Provided records:
=====

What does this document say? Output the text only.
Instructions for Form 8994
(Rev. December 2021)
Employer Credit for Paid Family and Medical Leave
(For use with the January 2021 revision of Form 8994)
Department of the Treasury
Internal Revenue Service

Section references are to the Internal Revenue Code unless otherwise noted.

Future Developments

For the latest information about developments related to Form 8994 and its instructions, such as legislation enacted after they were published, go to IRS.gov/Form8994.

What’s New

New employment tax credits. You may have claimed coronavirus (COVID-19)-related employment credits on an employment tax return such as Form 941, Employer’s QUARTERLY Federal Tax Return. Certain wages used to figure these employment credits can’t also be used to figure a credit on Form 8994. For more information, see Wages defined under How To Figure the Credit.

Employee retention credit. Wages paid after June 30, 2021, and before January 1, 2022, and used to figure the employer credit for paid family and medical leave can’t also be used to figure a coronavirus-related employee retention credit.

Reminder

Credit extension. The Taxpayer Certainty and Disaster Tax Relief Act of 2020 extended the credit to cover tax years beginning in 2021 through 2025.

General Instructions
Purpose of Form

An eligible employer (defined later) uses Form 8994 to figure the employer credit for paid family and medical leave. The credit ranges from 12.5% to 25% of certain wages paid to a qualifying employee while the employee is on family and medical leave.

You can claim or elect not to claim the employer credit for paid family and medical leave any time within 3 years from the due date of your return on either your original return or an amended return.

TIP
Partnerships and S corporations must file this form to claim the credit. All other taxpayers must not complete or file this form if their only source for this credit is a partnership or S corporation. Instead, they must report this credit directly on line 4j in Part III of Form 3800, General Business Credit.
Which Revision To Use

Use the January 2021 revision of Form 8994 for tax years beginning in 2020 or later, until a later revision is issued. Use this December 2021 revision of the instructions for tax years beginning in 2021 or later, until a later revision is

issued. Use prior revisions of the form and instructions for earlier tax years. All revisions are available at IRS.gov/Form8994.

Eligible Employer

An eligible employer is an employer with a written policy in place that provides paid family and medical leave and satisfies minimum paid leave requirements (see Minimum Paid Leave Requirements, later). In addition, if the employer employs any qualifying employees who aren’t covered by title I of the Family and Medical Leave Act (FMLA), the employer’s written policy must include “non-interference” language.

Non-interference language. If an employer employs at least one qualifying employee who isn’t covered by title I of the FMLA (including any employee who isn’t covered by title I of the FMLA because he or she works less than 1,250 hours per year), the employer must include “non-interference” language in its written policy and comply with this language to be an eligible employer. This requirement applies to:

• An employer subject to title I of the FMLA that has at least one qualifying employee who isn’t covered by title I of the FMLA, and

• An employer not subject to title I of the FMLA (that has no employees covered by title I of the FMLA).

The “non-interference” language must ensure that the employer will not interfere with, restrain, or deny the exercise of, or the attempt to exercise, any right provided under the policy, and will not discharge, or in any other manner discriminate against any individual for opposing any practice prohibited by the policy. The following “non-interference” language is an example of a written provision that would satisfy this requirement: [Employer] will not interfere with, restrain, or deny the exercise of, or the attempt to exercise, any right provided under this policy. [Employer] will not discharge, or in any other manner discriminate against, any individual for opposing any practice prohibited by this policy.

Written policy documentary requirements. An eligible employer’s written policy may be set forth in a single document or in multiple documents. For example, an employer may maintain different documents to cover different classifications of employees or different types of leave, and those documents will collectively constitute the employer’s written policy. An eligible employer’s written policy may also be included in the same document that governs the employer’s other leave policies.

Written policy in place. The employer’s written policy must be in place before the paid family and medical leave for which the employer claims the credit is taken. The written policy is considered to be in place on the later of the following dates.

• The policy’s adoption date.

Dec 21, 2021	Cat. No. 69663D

=====

In the lines above, locate the string "defined". Copy every line where it occurs.

New employment tax credits. You may have claimed coronavirus (COVID-19)-related employment credits on an employment tax return such as Form 941, Employer’s QUARTERLY Federal Tax Return. Certain wages used to figure these employment credits can’t also be used to figure a credit on Form 8994. For more information, see Wages defined under How To Figure the Credit.
An eligible employer (defined later) uses Form 8994 to figure the employer credit for paid family and medical leave. The credit ranges from 12.5% to 25% of certain wages paid to a qualifying employee while the employee is on family and medical leave.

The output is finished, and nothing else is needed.